Problem requirements: Every record should be repeated exactly, except that pictures are left out.

────────────────────

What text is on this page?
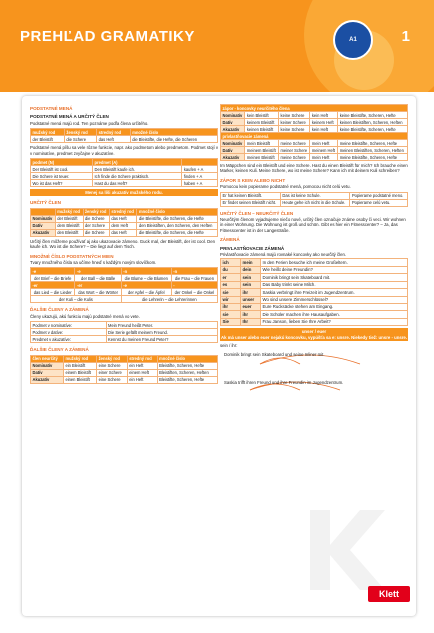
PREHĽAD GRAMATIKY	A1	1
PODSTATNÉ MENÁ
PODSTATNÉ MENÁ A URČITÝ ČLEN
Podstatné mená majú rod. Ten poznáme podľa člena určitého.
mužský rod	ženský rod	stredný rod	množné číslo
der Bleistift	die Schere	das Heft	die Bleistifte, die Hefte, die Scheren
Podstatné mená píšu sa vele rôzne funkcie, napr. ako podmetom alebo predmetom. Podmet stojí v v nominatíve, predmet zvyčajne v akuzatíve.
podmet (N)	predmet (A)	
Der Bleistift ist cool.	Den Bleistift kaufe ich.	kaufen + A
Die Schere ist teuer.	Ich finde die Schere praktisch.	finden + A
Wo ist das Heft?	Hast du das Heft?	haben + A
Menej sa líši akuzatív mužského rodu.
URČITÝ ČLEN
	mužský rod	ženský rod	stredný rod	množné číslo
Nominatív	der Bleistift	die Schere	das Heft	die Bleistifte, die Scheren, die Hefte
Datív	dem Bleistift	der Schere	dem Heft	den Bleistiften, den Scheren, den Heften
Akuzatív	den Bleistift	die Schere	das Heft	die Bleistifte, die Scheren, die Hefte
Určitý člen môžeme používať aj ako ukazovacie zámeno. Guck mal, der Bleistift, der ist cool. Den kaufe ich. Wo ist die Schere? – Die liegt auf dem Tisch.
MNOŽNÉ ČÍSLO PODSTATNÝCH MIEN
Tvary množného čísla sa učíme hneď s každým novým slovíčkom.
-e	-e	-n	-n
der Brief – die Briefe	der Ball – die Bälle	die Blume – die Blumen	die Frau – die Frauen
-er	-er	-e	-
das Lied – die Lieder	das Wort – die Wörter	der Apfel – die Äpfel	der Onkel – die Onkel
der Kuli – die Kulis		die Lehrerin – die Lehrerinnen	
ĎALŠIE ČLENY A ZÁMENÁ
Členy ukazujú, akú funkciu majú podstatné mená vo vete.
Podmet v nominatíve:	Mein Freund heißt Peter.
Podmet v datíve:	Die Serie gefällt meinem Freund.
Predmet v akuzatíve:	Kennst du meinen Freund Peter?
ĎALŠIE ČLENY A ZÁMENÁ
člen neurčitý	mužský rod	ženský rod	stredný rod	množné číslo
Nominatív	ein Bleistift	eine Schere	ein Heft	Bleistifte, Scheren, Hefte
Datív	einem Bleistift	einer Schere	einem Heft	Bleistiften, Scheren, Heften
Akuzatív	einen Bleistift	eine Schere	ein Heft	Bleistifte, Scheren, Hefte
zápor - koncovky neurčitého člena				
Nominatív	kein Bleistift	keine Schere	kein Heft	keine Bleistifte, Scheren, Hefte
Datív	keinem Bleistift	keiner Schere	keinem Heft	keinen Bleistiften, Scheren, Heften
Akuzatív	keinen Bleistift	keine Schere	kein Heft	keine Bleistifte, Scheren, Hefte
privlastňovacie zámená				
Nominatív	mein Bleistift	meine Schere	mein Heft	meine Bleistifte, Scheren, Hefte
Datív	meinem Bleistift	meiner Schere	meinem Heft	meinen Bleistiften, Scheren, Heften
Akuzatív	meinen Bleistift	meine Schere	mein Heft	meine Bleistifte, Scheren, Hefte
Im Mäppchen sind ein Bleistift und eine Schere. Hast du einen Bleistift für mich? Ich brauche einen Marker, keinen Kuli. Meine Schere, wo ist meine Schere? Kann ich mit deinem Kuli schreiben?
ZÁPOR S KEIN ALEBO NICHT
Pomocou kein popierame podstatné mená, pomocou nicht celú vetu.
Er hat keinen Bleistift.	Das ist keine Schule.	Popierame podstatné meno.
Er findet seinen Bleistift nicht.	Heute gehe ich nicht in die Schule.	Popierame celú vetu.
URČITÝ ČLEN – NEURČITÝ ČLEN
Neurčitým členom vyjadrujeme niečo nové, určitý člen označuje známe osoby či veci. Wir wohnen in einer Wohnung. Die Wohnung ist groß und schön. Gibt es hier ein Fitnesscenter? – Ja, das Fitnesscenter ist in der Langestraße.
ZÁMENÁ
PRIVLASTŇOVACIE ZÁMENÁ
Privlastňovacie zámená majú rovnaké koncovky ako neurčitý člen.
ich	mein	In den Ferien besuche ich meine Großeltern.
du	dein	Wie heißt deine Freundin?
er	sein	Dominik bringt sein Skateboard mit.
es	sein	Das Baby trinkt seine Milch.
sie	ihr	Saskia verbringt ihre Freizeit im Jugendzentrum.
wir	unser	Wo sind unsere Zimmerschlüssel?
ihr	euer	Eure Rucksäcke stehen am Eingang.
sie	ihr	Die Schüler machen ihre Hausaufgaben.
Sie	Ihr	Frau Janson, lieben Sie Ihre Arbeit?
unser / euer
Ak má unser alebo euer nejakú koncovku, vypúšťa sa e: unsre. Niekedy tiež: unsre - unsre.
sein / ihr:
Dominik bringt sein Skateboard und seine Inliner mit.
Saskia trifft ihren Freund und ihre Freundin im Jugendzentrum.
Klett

────────────────────

Reply to the task:
What text is on this page?
PREHĽAD GRAMATIKY	A1	1
PODSTATNÉ MENÁ
PODSTATNÉ MENÁ A URČITÝ ČLEN
Podstatné mená majú rod. Ten poznáme podľa člena určitého.
mužský rod	ženský rod	stredný rod	množné číslo
der Bleistift	die Schere	das Heft	die Bleistifte, die Hefte, die Scheren
Podstatné mená píšu sa vele rôzne funkcie, napr. ako podmetom alebo predmetom. Podmet stojí v v nominatíve, predmet zvyčajne v akuzatíve.
podmet (N)	predmet (A)	
Der Bleistift ist cool.	Den Bleistift kaufe ich.	kaufen + A
Die Schere ist teuer.	Ich finde die Schere praktisch.	finden + A
Wo ist das Heft?	Hast du das Heft?	haben + A
Menej sa líši akuzatív mužského rodu.
URČITÝ ČLEN
	mužský rod	ženský rod	stredný rod	množné číslo
Nominatív	der Bleistift	die Schere	das Heft	die Bleistifte, die Scheren, die Hefte
Datív	dem Bleistift	der Schere	dem Heft	den Bleistiften, den Scheren, den Heften
Akuzatív	den Bleistift	die Schere	das Heft	die Bleistifte, die Scheren, die Hefte
Určitý člen môžeme používať aj ako ukazovacie zámeno. Guck mal, der Bleistift, der ist cool. Den kaufe ich. Wo ist die Schere? – Die liegt auf dem Tisch.
MNOŽNÉ ČÍSLO PODSTATNÝCH MIEN
Tvary množného čísla sa učíme hneď s každým novým slovíčkom.
-e	-e	-n	-n
der Brief – die Briefe	der Ball – die Bälle	die Blume – die Blumen	die Frau – die Frauen
-er	-er	-e	-
das Lied – die Lieder	das Wort – die Wörter	der Apfel – die Äpfel	der Onkel – die Onkel
der Kuli – die Kulis		die Lehrerin – die Lehrerinnen	
ĎALŠIE ČLENY A ZÁMENÁ
Členy ukazujú, akú funkciu majú podstatné mená vo vete.
Podmet v nominatíve:	Mein Freund heißt Peter.
Podmet v datíve:	Die Serie gefällt meinem Freund.
Predmet v akuzatíve:	Kennst du meinen Freund Peter?
ĎALŠIE ČLENY A ZÁMENÁ
člen neurčitý	mužský rod	ženský rod	stredný rod	množné číslo
Nominatív	ein Bleistift	eine Schere	ein Heft	Bleistifte, Scheren, Hefte
Datív	einem Bleistift	einer Schere	einem Heft	Bleistiften, Scheren, Heften
Akuzatív	einen Bleistift	eine Schere	ein Heft	Bleistifte, Scheren, Hefte
zápor - koncovky neurčitého člena				
Nominatív	kein Bleistift	keine Schere	kein Heft	keine Bleistifte, Scheren, Hefte
Datív	keinem Bleistift	keiner Schere	keinem Heft	keinen Bleistiften, Scheren, Heften
Akuzatív	keinen Bleistift	keine Schere	kein Heft	keine Bleistifte, Scheren, Hefte
privlastňovacie zámená				
Nominatív	mein Bleistift	meine Schere	mein Heft	meine Bleistifte, Scheren, Hefte
Datív	meinem Bleistift	meiner Schere	meinem Heft	meinen Bleistiften, Scheren, Heften
Akuzatív	meinen Bleistift	meine Schere	mein Heft	meine Bleistifte, Scheren, Hefte
Im Mäppchen sind ein Bleistift und eine Schere. Hast du einen Bleistift für mich? Ich brauche einen Marker, keinen Kuli. Meine Schere, wo ist meine Schere? Kann ich mit deinem Kuli schreiben?
ZÁPOR S KEIN ALEBO NICHT
Pomocou kein popierame podstatné mená, pomocou nicht celú vetu.
Er hat keinen Bleistift.	Das ist keine Schule.	Popierame podstatné meno.
Er findet seinen Bleistift nicht.	Heute gehe ich nicht in die Schule.	Popierame celú vetu.
URČITÝ ČLEN – NEURČITÝ ČLEN
Neurčitým členom vyjadrujeme niečo nové, určitý člen označuje známe osoby či veci. Wir wohnen in einer Wohnung. Die Wohnung ist groß und schön. Gibt es hier ein Fitnesscenter? – Ja, das Fitnesscenter ist in der Langestraße.
ZÁMENÁ
PRIVLASTŇOVACIE ZÁMENÁ
Privlastňovacie zámená majú rovnaké koncovky ako neurčitý člen.
ich	mein	In den Ferien besuche ich meine Großeltern.
du	dein	Wie heißt deine Freundin?
er	sein	Dominik bringt sein Skateboard mit.
es	sein	Das Baby trinkt seine Milch.
sie	ihr	Saskia verbringt ihre Freizeit im Jugendzentrum.
wir	unser	Wo sind unsere Zimmerschlüssel?
ihr	euer	Eure Rucksäcke stehen am Eingang.
sie	ihr	Die Schüler machen ihre Hausaufgaben.
Sie	Ihr	Frau Janson, lieben Sie Ihre Arbeit?
unser / euer
Ak má unser alebo euer nejakú koncovku, vypúšťa sa e: unsre. Niekedy tiež: unsre - unsre.
sein / ihr:
Dominik bringt sein Skateboard und seine Inliner mit.
Saskia trifft ihren Freund und ihre Freundin im Jugendzentrum.
Klett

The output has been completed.